Excerpted records
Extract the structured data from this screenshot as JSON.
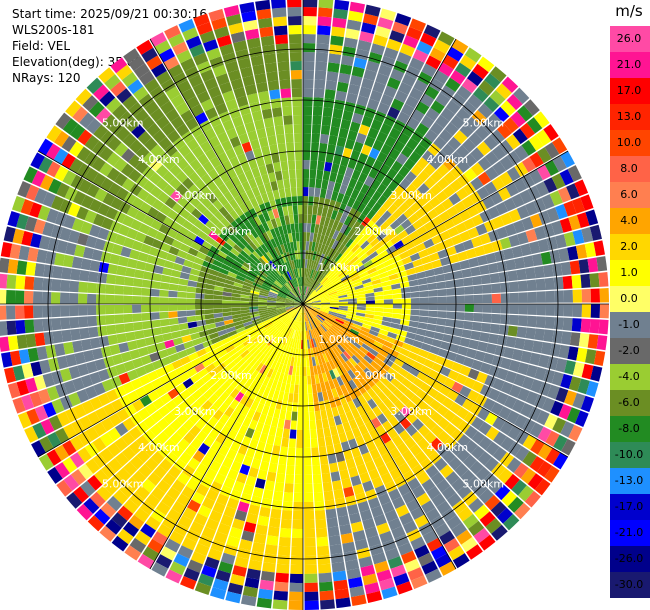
{
  "header": {
    "start_time": "Start time: 2025/09/21 00:30:16",
    "instrument": "WLS200s-181",
    "field": "Field: VEL",
    "elevation": "Elevation(deg): 35.00",
    "nrays": "NRays: 120"
  },
  "chart_data": {
    "type": "ppi-polar-heatmap",
    "field": "VEL",
    "units": "m/s",
    "nrays": 120,
    "elevation_deg": 35.0,
    "max_range_km": 6.0,
    "range_rings_km": [
      1,
      2,
      3,
      4,
      5
    ],
    "range_labels": [
      "1.00km",
      "2.00km",
      "3.00km",
      "4.00km",
      "5.00km"
    ],
    "colorbar": {
      "unit_label": "m/s",
      "tick_labels": [
        "26.0",
        "21.0",
        "17.0",
        "13.0",
        "10.0",
        "8.0",
        "6.0",
        "4.0",
        "2.0",
        "1.0",
        "0.0",
        "-1.0",
        "-2.0",
        "-4.0",
        "-6.0",
        "-8.0",
        "-10.0",
        "-13.0",
        "-17.0",
        "-21.0",
        "-26.0",
        "-30.0"
      ],
      "colors": [
        "#ff4aa5",
        "#ff1493",
        "#ff0000",
        "#ff2400",
        "#ff4500",
        "#ff6347",
        "#ff7f50",
        "#ffa500",
        "#ffd700",
        "#ffff00",
        "#ffff66",
        "#708090",
        "#696969",
        "#9acd32",
        "#6b8e23",
        "#228b22",
        "#2e8b57",
        "#1e90ff",
        "#0000cd",
        "#0000ff",
        "#00008b",
        "#191970"
      ]
    },
    "sectors": [
      {
        "from_deg": 0,
        "to_deg": 40,
        "near": "#6b8e23",
        "mid": "#228b22",
        "far": "#708090"
      },
      {
        "from_deg": 40,
        "to_deg": 75,
        "near": "#ffff00",
        "mid": "#ffd700",
        "far": "#708090"
      },
      {
        "from_deg": 75,
        "to_deg": 110,
        "near": "#ffff00",
        "mid": "#708090",
        "far": "#708090"
      },
      {
        "from_deg": 110,
        "to_deg": 175,
        "near": "#ffa500",
        "mid": "#ffd700",
        "far": "#708090"
      },
      {
        "from_deg": 175,
        "to_deg": 245,
        "near": "#ffff00",
        "mid": "#ffff00",
        "far": "#ffd700"
      },
      {
        "from_deg": 245,
        "to_deg": 290,
        "near": "#6b8e23",
        "mid": "#9acd32",
        "far": "#708090"
      },
      {
        "from_deg": 290,
        "to_deg": 360,
        "near": "#228b22",
        "mid": "#9acd32",
        "far": "#6b8e23"
      }
    ]
  }
}
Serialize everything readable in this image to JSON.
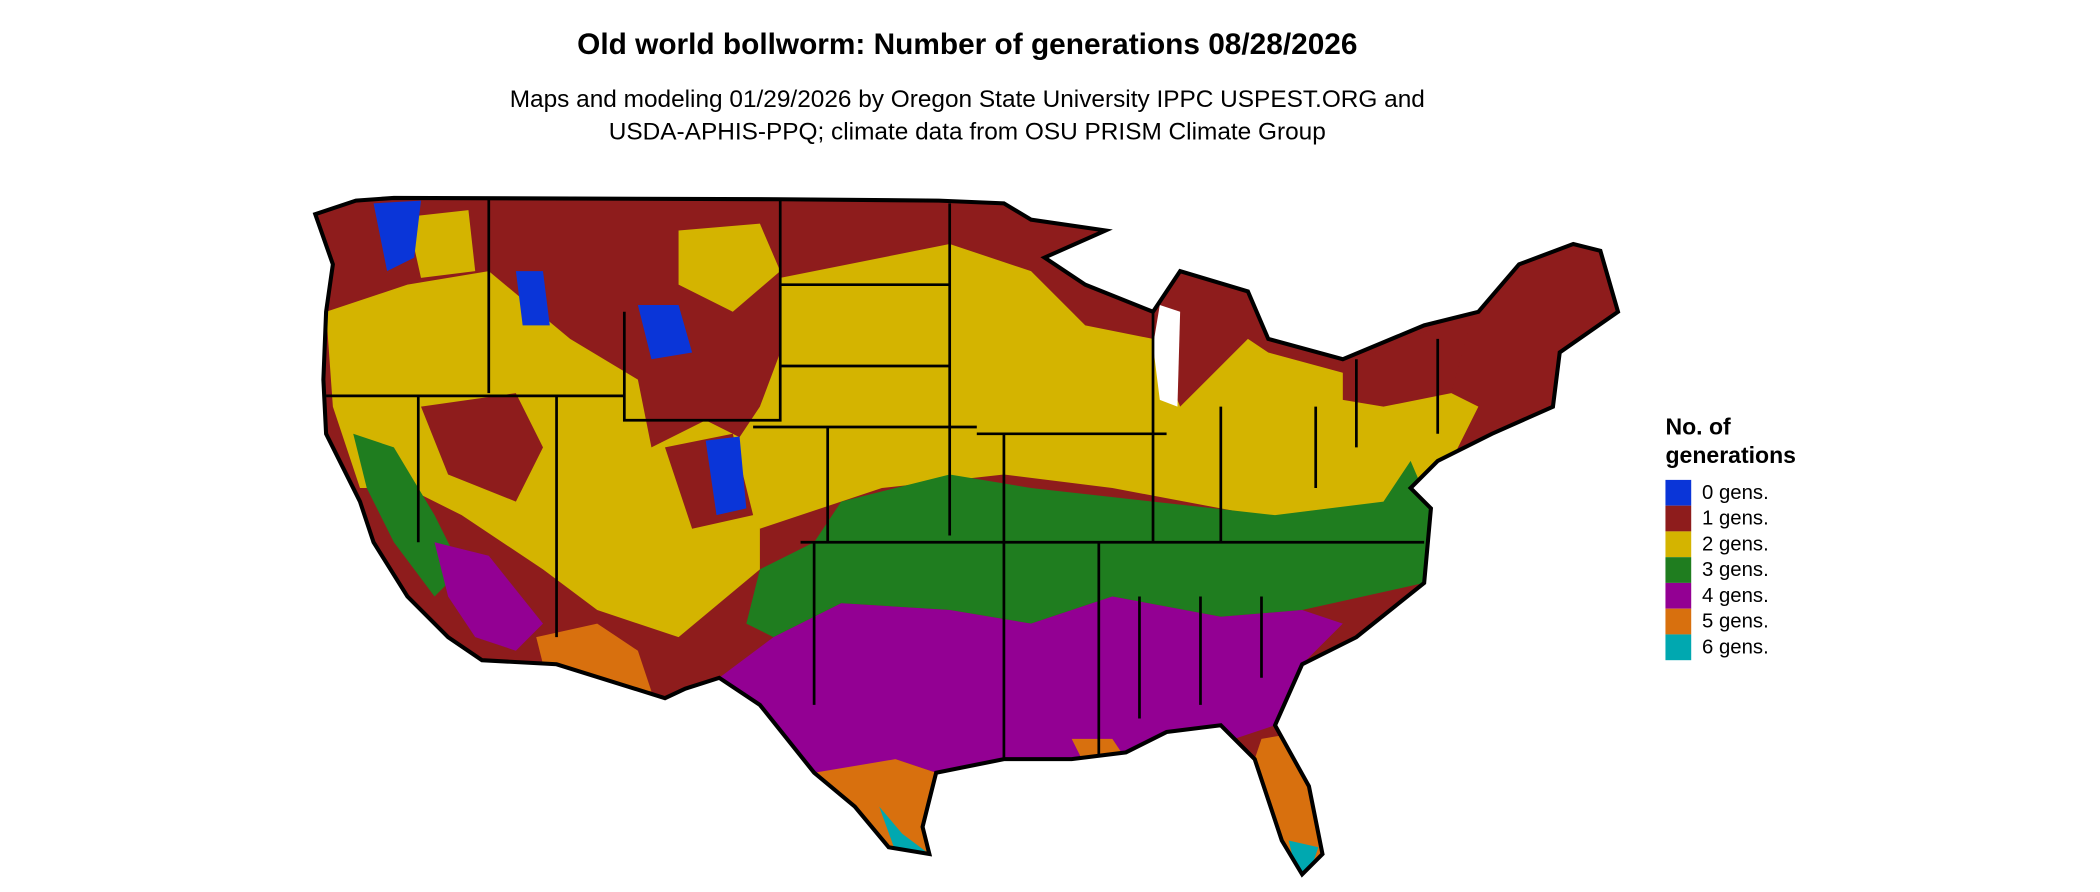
{
  "title": "Old world bollworm: Number of generations 08/28/2026",
  "subtitle_lines": [
    "Maps and modeling 01/29/2026 by Oregon State University IPPC USPEST.ORG and",
    "USDA-APHIS-PPQ; climate data from OSU PRISM Climate Group"
  ],
  "legend": {
    "title_lines": [
      "No. of",
      "generations"
    ],
    "items": [
      {
        "label": "0 gens.",
        "color": "#0a35d8"
      },
      {
        "label": "1 gens.",
        "color": "#8e1c1c"
      },
      {
        "label": "2 gens.",
        "color": "#d4b400"
      },
      {
        "label": "3 gens.",
        "color": "#1f7d1f"
      },
      {
        "label": "4 gens.",
        "color": "#930093"
      },
      {
        "label": "5 gens.",
        "color": "#d8700e"
      },
      {
        "label": "6 gens.",
        "color": "#00a8b0"
      }
    ]
  }
}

Given request
Look above for the line containing "Serialize everything readable"; output that line and all lines after it through the last one exactly, without the pictures.

Written response
Serialize everything readable in this image to JSON.
{
  "title": "Old world bollworm: Number of generations 08/28/2026",
  "subtitle_lines": [
    "Maps and modeling 01/29/2026 by Oregon State University IPPC USPEST.ORG and",
    "USDA-APHIS-PPQ; climate data from OSU PRISM Climate Group"
  ],
  "legend": {
    "title_lines": [
      "No. of",
      "generations"
    ],
    "items": [
      {
        "label": "0 gens.",
        "color": "#0a35d8"
      },
      {
        "label": "1 gens.",
        "color": "#8e1c1c"
      },
      {
        "label": "2 gens.",
        "color": "#d4b400"
      },
      {
        "label": "3 gens.",
        "color": "#1f7d1f"
      },
      {
        "label": "4 gens.",
        "color": "#930093"
      },
      {
        "label": "5 gens.",
        "color": "#d8700e"
      },
      {
        "label": "6 gens.",
        "color": "#00a8b0"
      }
    ]
  }
}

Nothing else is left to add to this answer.